### Selection:
It looks like i might just buy my buddys gun. He has a Rem 700 in a 257 wby mag its stainless fluted comes with leopold rings and base. He also took the wood stock off and put a $3 or $400 full aluminum beded and floated synthetic stock . It shoots 3/4in groups at a 100 yards and has only had a box of shells through it and im getting it for a couple hundred bucks cheaper than it would cost me new. I know its only been to the deer stand one time and its only maybe 6 months old. Thanks again for all the info


----------



## pacontender (Jun 26, 2004)

www.viperactions.com

Look at the Predator. They are one of the "clone style" actions. There is no trueing or blueprinting needed.


----------



## Cap-N-Red (May 21, 2004)

One thing to consider is that a 270 Win. requires a long action and a 243 Win. normally uses a short action. I would think that you could use a long action for a 243 though. Just food for thought.

### To be done:
- A) In the forum thread, what kind of action does a 243 Win. normally use?
- B) Pull out the part of the forum thread starting at "It looks like" and ending at "(Jun 26, 2004)", copied word for word.

### Provided material:

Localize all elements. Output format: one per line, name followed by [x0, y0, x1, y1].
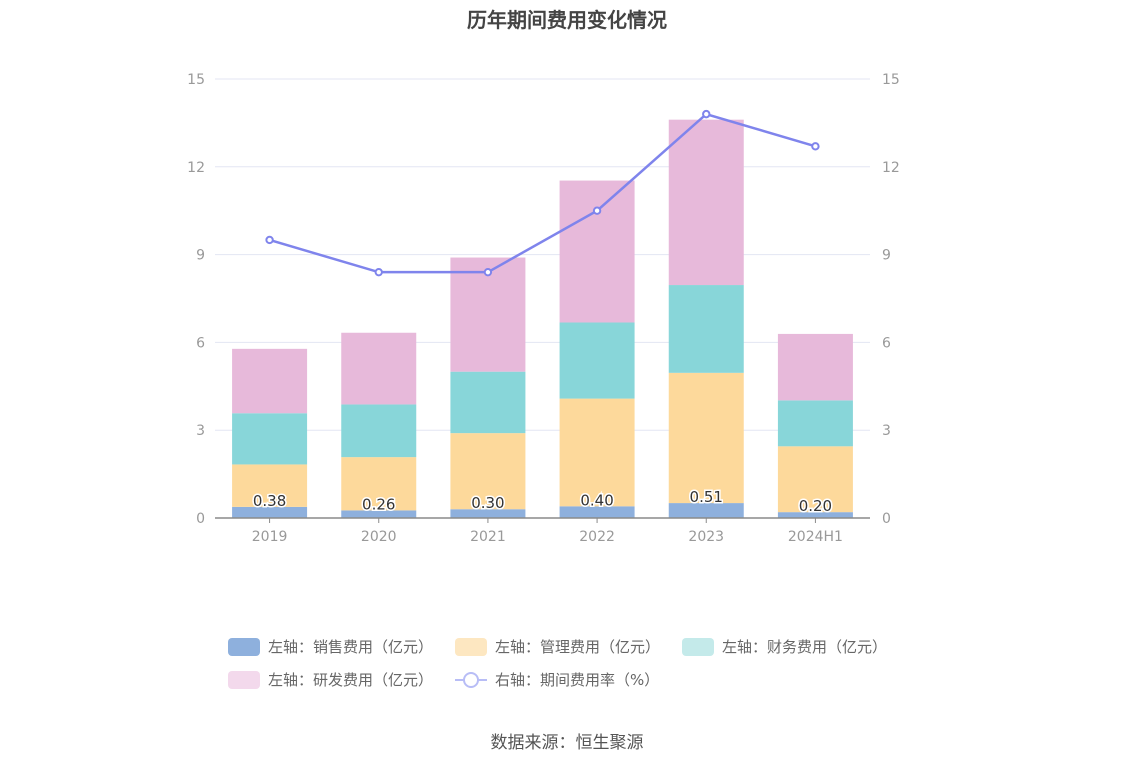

### Answers to the exercise:
- A) A short action.

- B)
It looks like i might just buy my buddys gun. He has a Rem 700 in a 257 wby mag its stainless fluted comes with leopold rings and base. He also took the wood stock off and put a $3 or $400 full aluminum beded and floated synthetic stock . It shoots 3/4in groups at a 100 yards and has only had a box of shells through it and im getting it for a couple hundred bucks cheaper than it would cost me new. I know its only been to the deer stand one time and its only maybe 6 months old. Thanks again for all the info


----------



## pacontender (Jun 26, 2004)